▸ **SET EXERCISE**
Return a copy of every line in the records that includes the word "color".
====== MATERIAL FOR THE TASK
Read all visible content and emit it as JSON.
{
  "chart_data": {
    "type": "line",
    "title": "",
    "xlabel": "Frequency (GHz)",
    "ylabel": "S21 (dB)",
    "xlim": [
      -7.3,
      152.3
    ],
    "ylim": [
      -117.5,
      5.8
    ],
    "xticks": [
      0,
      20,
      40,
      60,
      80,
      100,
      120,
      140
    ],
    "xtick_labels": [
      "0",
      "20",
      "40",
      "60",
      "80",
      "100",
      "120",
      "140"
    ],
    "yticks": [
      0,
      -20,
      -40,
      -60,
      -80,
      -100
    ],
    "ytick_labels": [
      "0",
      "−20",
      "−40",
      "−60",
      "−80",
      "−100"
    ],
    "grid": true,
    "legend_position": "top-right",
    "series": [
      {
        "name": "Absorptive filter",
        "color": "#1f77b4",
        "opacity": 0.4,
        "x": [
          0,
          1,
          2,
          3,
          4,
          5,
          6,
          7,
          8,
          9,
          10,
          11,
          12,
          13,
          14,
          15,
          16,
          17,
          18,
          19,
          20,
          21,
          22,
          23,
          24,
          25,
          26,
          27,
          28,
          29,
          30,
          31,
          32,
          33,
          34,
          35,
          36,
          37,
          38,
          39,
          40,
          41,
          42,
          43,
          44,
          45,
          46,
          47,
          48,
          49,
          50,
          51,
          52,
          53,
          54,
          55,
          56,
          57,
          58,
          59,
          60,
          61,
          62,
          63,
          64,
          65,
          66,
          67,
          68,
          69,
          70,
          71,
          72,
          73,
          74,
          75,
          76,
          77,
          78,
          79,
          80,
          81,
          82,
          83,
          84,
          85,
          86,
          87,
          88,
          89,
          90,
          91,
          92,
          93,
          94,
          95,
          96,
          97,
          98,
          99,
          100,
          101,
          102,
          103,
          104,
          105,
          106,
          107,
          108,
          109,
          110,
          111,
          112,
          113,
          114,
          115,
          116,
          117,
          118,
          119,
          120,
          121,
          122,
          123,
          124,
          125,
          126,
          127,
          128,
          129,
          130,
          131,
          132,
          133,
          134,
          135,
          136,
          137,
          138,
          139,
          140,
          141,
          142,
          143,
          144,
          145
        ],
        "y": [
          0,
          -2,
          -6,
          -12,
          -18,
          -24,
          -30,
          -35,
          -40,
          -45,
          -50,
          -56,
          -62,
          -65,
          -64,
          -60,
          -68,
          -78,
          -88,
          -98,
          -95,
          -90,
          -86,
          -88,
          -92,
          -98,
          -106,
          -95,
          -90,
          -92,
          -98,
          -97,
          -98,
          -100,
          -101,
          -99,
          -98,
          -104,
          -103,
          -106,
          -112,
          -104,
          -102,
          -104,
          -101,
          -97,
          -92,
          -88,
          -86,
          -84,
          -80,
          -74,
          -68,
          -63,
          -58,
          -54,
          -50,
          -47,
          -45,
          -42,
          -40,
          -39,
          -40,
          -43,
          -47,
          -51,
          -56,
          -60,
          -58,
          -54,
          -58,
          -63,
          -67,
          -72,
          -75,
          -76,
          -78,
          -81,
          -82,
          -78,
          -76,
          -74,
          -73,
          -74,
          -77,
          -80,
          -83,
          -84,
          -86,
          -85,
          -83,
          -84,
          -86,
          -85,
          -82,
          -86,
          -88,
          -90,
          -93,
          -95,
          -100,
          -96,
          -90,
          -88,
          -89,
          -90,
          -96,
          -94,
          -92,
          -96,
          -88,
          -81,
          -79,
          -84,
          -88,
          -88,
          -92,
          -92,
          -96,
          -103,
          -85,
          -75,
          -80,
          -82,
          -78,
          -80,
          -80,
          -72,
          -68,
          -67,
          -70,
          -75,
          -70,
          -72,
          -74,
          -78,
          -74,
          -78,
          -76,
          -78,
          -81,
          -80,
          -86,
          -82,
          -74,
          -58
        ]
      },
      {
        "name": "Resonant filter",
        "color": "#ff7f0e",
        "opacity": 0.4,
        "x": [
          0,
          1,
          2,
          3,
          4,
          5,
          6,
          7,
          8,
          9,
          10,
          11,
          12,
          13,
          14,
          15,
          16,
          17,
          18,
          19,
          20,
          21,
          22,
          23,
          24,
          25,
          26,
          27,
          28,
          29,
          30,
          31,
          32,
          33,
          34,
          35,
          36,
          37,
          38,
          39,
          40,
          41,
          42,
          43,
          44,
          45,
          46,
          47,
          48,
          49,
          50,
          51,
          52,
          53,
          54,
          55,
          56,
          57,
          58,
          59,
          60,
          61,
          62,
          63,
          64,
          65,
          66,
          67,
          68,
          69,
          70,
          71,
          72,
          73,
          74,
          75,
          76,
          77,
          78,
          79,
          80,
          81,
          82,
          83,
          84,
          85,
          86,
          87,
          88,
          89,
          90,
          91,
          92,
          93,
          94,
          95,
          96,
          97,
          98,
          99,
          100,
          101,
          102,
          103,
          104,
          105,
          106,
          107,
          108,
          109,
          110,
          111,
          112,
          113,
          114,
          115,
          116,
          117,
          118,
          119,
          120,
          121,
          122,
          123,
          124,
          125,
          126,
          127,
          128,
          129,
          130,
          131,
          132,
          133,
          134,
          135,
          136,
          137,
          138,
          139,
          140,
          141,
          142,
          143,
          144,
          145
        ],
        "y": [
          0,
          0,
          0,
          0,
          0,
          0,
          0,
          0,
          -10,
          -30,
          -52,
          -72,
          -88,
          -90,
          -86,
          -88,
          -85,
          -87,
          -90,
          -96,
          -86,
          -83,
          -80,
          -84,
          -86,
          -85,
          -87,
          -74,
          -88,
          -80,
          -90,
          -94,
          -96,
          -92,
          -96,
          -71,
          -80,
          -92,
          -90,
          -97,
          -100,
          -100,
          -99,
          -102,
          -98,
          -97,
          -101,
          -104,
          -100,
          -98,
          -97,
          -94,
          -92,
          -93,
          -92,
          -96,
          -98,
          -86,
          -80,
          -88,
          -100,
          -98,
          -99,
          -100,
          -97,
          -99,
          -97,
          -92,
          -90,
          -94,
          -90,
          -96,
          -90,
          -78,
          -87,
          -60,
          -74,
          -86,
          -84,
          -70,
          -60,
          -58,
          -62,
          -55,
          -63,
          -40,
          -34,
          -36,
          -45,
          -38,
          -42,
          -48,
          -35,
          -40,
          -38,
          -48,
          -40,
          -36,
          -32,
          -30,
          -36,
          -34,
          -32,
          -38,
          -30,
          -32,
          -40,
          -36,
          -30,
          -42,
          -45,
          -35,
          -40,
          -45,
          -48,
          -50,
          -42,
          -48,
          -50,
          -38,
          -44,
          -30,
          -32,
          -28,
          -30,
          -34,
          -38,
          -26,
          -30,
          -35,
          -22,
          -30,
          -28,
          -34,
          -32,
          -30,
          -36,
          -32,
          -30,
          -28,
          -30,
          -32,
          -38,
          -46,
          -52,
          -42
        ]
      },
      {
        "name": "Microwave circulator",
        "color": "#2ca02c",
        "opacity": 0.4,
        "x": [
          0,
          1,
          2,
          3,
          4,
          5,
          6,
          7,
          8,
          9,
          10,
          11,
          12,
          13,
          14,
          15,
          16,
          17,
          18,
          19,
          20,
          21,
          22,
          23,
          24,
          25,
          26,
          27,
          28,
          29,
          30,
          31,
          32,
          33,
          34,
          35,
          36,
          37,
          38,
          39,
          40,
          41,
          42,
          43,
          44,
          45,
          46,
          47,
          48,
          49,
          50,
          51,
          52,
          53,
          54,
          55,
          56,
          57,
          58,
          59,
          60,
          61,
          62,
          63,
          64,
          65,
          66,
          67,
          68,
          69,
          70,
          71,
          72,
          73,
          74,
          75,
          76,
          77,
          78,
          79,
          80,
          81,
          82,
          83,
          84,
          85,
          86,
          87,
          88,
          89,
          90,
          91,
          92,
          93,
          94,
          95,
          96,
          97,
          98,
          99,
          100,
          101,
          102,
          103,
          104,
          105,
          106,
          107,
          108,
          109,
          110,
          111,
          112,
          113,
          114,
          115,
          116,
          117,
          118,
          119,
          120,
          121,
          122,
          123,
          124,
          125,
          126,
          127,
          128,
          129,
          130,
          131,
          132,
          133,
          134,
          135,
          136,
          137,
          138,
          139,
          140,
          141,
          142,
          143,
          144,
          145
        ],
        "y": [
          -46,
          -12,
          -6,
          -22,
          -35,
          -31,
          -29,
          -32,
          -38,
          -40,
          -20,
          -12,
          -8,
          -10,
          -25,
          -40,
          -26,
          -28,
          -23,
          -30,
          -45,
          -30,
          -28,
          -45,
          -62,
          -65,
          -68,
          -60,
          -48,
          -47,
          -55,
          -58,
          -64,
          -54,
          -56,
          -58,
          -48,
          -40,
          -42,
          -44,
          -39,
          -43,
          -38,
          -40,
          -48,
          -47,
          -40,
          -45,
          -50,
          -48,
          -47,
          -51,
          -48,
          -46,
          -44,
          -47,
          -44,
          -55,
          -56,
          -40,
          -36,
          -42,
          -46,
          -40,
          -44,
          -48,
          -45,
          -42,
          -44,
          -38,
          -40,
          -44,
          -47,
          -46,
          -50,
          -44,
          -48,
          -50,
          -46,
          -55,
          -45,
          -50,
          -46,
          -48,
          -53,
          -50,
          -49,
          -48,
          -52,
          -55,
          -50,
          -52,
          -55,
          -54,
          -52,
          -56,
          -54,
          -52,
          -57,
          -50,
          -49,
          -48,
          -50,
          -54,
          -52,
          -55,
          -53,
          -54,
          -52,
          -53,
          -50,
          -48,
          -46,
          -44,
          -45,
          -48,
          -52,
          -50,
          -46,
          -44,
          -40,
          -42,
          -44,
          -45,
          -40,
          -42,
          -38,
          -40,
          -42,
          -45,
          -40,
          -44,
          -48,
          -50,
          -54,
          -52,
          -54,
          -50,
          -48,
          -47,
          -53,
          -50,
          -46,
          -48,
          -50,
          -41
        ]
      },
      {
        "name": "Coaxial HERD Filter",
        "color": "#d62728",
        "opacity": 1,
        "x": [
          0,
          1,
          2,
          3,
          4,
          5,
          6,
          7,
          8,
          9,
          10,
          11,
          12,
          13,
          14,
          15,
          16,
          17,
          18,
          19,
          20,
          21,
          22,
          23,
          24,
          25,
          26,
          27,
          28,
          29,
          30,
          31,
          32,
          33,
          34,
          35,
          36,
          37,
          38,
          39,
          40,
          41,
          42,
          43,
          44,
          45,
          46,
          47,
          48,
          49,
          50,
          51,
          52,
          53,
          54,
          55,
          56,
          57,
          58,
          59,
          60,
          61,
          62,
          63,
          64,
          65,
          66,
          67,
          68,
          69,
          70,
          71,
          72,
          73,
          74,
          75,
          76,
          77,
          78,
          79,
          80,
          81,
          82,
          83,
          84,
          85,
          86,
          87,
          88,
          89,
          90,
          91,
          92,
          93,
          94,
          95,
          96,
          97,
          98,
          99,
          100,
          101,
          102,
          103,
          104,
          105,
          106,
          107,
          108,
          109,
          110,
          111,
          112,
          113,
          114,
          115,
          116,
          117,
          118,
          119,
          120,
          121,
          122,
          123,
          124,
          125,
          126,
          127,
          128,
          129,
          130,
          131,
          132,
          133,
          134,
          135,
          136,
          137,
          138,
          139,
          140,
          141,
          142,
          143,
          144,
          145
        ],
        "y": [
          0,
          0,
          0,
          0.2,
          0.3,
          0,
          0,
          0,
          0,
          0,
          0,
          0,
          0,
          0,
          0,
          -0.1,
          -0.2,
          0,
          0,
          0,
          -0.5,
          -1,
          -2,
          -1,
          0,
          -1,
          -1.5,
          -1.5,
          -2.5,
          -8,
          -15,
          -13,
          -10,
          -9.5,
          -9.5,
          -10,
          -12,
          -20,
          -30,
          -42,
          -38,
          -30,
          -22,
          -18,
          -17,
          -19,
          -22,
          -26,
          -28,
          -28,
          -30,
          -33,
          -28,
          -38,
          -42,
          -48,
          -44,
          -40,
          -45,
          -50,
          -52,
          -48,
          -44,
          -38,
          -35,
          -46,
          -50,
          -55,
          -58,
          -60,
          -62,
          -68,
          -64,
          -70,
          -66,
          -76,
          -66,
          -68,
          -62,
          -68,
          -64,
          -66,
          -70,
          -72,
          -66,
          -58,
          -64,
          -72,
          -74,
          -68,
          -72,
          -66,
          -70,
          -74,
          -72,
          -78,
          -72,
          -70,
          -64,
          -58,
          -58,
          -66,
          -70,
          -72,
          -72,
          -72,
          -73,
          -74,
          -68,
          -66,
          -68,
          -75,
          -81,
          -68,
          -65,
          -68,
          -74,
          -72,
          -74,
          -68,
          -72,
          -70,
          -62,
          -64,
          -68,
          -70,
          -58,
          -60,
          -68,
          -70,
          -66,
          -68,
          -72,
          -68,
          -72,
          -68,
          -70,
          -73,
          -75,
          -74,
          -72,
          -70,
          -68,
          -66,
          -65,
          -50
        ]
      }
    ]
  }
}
============
▸ **RIGHT ANSWER**
        "color": "#1f77b4",
        "color": "#ff7f0e",
        "color": "#2ca02c",
        "color": "#d62728",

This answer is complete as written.